SOURCE DATA

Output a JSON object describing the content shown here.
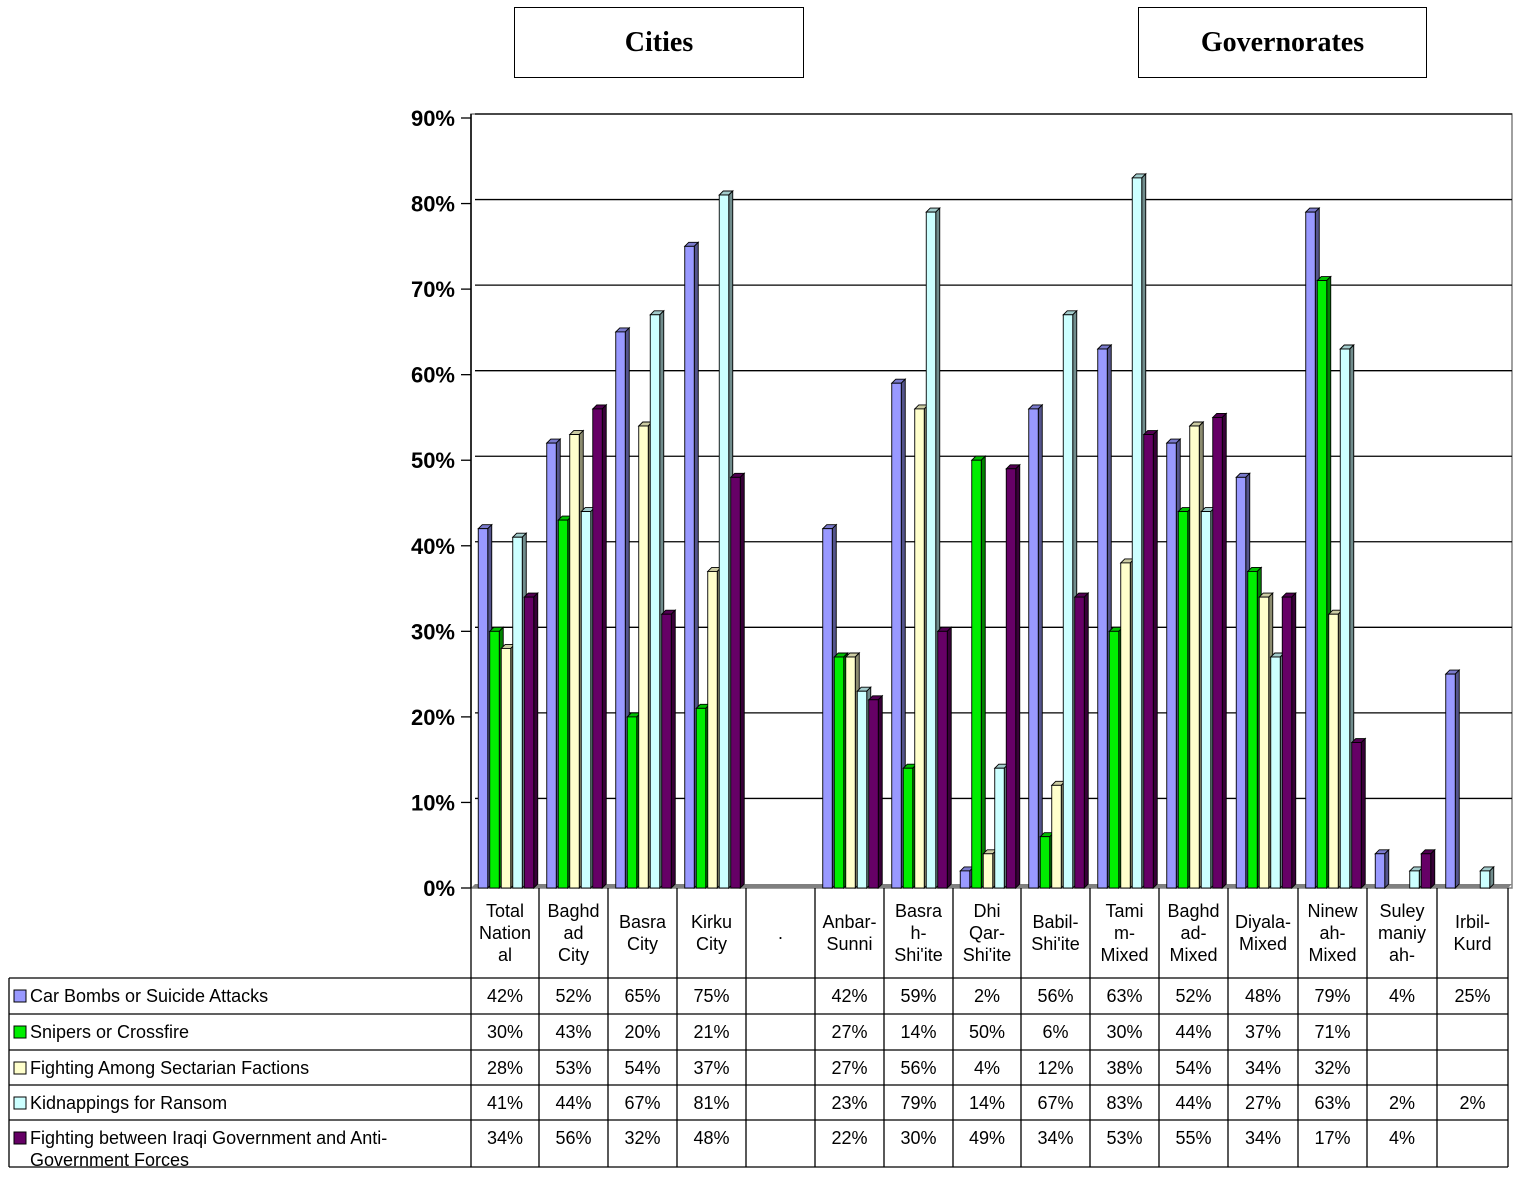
{
  "headers": {
    "cities": "Cities",
    "governorates": "Governorates"
  },
  "chart_data": {
    "type": "bar",
    "y_ticks": [
      "0%",
      "10%",
      "20%",
      "30%",
      "40%",
      "50%",
      "60%",
      "70%",
      "80%",
      "90%"
    ],
    "ylim": [
      0,
      90
    ],
    "grid": true,
    "categories": [
      [
        "Total",
        "Nation",
        "al"
      ],
      [
        "Baghd",
        "ad",
        "City"
      ],
      [
        "Basra",
        "City"
      ],
      [
        "Kirku",
        "City"
      ],
      [
        "."
      ],
      [
        "Anbar-",
        "Sunni"
      ],
      [
        "Basra",
        "h-",
        "Shi'ite"
      ],
      [
        "Dhi",
        "Qar-",
        "Shi'ite"
      ],
      [
        "Babil-",
        "Shi'ite"
      ],
      [
        "Tami",
        "m-",
        "Mixed"
      ],
      [
        "Baghd",
        "ad-",
        "Mixed"
      ],
      [
        "Diyala-",
        "Mixed"
      ],
      [
        "Ninew",
        "ah-",
        "Mixed"
      ],
      [
        "Suley",
        "maniy",
        "ah-"
      ],
      [
        "Irbil-",
        "Kurd"
      ]
    ],
    "series": [
      {
        "name_lines": [
          "Car Bombs or Suicide Attacks"
        ],
        "color": "#9999ff",
        "values": [
          42,
          52,
          65,
          75,
          null,
          42,
          59,
          2,
          56,
          63,
          52,
          48,
          79,
          4,
          25
        ]
      },
      {
        "name_lines": [
          "Snipers or Crossfire"
        ],
        "color": "#00ee00",
        "values": [
          30,
          43,
          20,
          21,
          null,
          27,
          14,
          50,
          6,
          30,
          44,
          37,
          71,
          null,
          null
        ]
      },
      {
        "name_lines": [
          "Fighting Among Sectarian Factions"
        ],
        "color": "#ffffcc",
        "values": [
          28,
          53,
          54,
          37,
          null,
          27,
          56,
          4,
          12,
          38,
          54,
          34,
          32,
          null,
          null
        ]
      },
      {
        "name_lines": [
          "Kidnappings for Ransom"
        ],
        "color": "#ccffff",
        "values": [
          41,
          44,
          67,
          81,
          null,
          23,
          79,
          14,
          67,
          83,
          44,
          27,
          63,
          2,
          2
        ]
      },
      {
        "name_lines": [
          "Fighting between Iraqi Government and Anti-",
          "Government Forces"
        ],
        "color": "#660066",
        "values": [
          34,
          56,
          32,
          48,
          null,
          22,
          30,
          49,
          34,
          53,
          55,
          34,
          17,
          4,
          null
        ]
      }
    ]
  }
}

STATED GOAL
Reproduce the material in full, word for word, and omit the pictures.

COMPLETED TASK
Output a JSON object describing the content shown here.
{
  "headers": {
    "cities": "Cities",
    "governorates": "Governorates"
  },
  "chart_data": {
    "type": "bar",
    "y_ticks": [
      "0%",
      "10%",
      "20%",
      "30%",
      "40%",
      "50%",
      "60%",
      "70%",
      "80%",
      "90%"
    ],
    "ylim": [
      0,
      90
    ],
    "grid": true,
    "categories": [
      [
        "Total",
        "Nation",
        "al"
      ],
      [
        "Baghd",
        "ad",
        "City"
      ],
      [
        "Basra",
        "City"
      ],
      [
        "Kirku",
        "City"
      ],
      [
        "."
      ],
      [
        "Anbar-",
        "Sunni"
      ],
      [
        "Basra",
        "h-",
        "Shi'ite"
      ],
      [
        "Dhi",
        "Qar-",
        "Shi'ite"
      ],
      [
        "Babil-",
        "Shi'ite"
      ],
      [
        "Tami",
        "m-",
        "Mixed"
      ],
      [
        "Baghd",
        "ad-",
        "Mixed"
      ],
      [
        "Diyala-",
        "Mixed"
      ],
      [
        "Ninew",
        "ah-",
        "Mixed"
      ],
      [
        "Suley",
        "maniy",
        "ah-"
      ],
      [
        "Irbil-",
        "Kurd"
      ]
    ],
    "series": [
      {
        "name_lines": [
          "Car Bombs or Suicide Attacks"
        ],
        "color": "#9999ff",
        "values": [
          42,
          52,
          65,
          75,
          null,
          42,
          59,
          2,
          56,
          63,
          52,
          48,
          79,
          4,
          25
        ]
      },
      {
        "name_lines": [
          "Snipers or Crossfire"
        ],
        "color": "#00ee00",
        "values": [
          30,
          43,
          20,
          21,
          null,
          27,
          14,
          50,
          6,
          30,
          44,
          37,
          71,
          null,
          null
        ]
      },
      {
        "name_lines": [
          "Fighting Among Sectarian Factions"
        ],
        "color": "#ffffcc",
        "values": [
          28,
          53,
          54,
          37,
          null,
          27,
          56,
          4,
          12,
          38,
          54,
          34,
          32,
          null,
          null
        ]
      },
      {
        "name_lines": [
          "Kidnappings for Ransom"
        ],
        "color": "#ccffff",
        "values": [
          41,
          44,
          67,
          81,
          null,
          23,
          79,
          14,
          67,
          83,
          44,
          27,
          63,
          2,
          2
        ]
      },
      {
        "name_lines": [
          "Fighting between Iraqi Government and Anti-",
          "Government Forces"
        ],
        "color": "#660066",
        "values": [
          34,
          56,
          32,
          48,
          null,
          22,
          30,
          49,
          34,
          53,
          55,
          34,
          17,
          4,
          null
        ]
      }
    ]
  }
}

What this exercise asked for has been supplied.